→ **YOUR OBJECTIVE**: Locate all lines with the word "bottom" and copy them out.

################

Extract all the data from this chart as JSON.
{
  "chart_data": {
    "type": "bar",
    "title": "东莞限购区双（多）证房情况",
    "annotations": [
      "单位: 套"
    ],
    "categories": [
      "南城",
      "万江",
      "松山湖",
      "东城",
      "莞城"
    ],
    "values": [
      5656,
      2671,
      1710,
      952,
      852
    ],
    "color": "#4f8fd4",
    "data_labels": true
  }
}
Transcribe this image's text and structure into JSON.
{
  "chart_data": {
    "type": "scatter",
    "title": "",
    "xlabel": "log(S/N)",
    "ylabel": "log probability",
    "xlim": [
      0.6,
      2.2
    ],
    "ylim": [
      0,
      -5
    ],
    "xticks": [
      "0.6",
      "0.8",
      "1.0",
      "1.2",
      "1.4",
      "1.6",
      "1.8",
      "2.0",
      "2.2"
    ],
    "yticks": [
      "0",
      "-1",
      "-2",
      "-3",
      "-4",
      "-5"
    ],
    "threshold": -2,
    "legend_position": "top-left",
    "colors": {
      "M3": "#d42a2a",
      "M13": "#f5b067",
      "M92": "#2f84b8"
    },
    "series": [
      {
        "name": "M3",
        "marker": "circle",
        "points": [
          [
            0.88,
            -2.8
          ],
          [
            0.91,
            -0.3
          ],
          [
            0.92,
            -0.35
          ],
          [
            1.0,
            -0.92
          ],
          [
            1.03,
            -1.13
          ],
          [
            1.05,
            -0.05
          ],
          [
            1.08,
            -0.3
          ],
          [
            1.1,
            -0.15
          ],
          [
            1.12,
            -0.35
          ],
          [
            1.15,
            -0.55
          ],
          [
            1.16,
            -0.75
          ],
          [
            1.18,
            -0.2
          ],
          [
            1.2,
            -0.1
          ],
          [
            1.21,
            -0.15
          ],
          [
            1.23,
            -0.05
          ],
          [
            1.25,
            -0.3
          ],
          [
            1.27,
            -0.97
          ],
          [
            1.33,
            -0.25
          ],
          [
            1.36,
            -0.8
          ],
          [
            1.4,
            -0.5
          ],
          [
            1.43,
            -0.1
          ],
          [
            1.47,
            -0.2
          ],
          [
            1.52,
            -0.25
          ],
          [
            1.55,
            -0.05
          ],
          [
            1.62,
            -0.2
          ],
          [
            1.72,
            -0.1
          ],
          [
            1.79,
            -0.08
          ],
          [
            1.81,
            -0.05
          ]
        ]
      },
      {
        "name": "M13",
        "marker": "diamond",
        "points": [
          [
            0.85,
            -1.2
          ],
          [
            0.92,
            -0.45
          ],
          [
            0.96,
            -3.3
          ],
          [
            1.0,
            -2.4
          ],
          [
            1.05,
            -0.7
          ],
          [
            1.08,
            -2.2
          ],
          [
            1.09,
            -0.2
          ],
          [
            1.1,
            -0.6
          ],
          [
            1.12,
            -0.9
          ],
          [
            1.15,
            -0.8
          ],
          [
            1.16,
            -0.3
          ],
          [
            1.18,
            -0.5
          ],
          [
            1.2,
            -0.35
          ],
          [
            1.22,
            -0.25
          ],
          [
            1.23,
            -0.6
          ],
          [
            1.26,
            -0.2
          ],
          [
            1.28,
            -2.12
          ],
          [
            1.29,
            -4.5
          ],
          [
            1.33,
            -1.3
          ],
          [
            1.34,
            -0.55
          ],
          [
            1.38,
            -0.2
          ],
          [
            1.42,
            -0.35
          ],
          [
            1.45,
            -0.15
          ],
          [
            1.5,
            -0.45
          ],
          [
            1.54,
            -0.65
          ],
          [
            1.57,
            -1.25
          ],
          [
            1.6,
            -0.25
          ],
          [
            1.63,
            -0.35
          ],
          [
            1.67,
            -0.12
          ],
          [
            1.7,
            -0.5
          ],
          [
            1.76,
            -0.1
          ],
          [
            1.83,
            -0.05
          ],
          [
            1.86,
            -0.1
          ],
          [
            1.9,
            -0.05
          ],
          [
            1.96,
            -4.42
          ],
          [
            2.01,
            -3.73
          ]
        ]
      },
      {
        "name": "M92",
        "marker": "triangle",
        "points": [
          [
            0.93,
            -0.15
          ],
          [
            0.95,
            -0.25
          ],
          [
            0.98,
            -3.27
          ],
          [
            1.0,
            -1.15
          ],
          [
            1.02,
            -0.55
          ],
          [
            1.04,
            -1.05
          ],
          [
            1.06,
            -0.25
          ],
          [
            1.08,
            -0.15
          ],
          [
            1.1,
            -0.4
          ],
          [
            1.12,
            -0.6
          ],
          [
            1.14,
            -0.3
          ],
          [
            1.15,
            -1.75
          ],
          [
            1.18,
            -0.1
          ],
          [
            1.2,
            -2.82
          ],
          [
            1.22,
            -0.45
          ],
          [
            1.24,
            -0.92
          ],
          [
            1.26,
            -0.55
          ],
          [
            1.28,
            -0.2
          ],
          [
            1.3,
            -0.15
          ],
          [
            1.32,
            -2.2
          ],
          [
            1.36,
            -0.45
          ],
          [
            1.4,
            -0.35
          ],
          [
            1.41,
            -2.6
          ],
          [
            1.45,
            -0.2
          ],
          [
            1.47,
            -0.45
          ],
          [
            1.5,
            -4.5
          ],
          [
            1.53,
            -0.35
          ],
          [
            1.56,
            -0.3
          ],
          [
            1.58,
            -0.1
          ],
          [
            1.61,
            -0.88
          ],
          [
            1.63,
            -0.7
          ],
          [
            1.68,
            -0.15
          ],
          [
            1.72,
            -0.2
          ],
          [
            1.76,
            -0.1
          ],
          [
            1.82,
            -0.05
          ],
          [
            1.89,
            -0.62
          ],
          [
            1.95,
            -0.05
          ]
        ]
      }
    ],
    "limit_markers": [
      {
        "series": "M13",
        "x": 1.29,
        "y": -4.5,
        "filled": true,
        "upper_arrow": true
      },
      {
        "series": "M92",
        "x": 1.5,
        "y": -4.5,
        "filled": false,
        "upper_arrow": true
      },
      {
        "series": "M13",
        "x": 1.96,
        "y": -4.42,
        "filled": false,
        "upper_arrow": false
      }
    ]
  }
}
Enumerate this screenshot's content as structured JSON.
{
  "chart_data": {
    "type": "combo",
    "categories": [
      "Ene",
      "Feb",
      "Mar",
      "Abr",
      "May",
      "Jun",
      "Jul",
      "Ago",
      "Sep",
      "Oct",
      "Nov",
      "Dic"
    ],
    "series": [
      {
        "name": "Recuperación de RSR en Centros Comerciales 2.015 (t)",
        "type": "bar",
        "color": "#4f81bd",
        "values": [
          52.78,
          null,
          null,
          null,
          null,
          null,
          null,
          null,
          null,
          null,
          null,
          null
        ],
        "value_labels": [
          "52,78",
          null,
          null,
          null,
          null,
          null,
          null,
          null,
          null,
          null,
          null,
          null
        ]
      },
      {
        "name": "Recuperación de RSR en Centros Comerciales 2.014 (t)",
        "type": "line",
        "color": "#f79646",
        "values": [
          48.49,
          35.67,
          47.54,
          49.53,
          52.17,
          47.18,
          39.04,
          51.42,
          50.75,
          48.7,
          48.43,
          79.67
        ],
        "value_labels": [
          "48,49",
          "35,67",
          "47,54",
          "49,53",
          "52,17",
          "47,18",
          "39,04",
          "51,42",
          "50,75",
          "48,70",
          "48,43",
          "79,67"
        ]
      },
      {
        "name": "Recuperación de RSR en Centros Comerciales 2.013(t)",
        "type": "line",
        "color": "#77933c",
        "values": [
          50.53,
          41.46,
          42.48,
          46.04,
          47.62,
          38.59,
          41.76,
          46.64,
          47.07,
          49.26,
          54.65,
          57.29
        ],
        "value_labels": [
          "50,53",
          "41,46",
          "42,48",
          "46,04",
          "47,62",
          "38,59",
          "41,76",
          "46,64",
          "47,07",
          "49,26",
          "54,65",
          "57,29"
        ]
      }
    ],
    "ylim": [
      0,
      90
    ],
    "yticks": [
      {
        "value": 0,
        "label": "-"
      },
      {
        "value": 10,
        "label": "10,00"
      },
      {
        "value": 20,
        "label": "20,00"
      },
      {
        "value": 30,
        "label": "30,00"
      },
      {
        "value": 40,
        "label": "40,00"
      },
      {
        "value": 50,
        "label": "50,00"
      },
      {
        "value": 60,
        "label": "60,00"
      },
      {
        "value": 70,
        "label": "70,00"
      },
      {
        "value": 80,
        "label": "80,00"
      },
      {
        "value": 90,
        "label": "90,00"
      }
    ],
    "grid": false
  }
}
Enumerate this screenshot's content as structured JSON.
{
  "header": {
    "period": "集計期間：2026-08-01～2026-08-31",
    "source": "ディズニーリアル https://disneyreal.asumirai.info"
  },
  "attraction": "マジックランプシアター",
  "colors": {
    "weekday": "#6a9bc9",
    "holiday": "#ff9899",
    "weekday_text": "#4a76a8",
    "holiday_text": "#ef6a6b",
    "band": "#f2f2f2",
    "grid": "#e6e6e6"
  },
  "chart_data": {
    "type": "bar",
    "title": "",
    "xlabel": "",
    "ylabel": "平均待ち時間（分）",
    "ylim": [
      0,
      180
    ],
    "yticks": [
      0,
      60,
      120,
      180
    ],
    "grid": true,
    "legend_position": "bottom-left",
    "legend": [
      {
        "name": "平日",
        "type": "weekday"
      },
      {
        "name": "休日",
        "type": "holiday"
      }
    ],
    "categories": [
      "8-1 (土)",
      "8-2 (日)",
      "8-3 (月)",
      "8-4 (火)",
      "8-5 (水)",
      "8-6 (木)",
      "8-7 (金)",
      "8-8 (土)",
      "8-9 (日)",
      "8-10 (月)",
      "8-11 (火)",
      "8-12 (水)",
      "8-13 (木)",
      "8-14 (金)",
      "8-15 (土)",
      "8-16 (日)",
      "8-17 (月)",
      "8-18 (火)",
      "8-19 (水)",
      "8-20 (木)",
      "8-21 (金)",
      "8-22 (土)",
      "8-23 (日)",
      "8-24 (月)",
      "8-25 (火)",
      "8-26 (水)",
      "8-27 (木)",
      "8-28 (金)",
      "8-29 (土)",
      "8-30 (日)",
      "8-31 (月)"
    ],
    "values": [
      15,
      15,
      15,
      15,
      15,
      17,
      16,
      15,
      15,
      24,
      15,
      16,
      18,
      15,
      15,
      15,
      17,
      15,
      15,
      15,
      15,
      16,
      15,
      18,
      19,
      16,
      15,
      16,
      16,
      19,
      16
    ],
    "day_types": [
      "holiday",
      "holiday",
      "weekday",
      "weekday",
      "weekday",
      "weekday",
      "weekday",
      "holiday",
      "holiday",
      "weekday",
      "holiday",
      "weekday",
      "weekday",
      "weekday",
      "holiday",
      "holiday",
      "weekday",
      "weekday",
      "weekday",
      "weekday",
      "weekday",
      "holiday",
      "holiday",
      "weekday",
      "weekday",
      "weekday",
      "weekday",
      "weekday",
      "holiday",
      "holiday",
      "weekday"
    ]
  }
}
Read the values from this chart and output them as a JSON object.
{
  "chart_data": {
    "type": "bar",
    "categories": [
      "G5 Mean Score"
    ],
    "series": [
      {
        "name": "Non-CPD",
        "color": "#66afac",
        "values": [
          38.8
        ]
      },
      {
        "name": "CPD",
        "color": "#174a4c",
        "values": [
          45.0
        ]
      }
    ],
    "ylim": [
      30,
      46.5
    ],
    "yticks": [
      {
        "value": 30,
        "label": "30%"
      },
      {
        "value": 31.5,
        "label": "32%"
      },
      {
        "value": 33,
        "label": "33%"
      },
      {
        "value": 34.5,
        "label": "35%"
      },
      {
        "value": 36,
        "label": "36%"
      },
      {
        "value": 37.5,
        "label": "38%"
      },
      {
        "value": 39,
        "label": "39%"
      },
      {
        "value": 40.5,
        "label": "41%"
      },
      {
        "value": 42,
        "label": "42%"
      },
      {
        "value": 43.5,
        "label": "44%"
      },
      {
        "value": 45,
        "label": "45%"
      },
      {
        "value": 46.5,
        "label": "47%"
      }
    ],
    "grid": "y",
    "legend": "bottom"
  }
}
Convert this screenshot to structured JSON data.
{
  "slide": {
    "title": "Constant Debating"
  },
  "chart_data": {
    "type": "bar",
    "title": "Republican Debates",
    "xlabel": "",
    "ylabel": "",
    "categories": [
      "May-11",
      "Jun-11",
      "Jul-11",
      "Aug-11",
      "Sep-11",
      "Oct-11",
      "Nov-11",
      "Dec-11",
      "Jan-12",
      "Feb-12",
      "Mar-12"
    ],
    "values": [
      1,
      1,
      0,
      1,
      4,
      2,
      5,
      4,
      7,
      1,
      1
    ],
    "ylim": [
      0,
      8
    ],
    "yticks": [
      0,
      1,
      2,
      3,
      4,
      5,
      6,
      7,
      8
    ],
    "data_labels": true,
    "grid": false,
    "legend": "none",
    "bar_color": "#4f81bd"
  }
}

################

→ **OUTPUT OF THE TASK**:
    "legend_position": "bottom-left",
    "legend": "bottom"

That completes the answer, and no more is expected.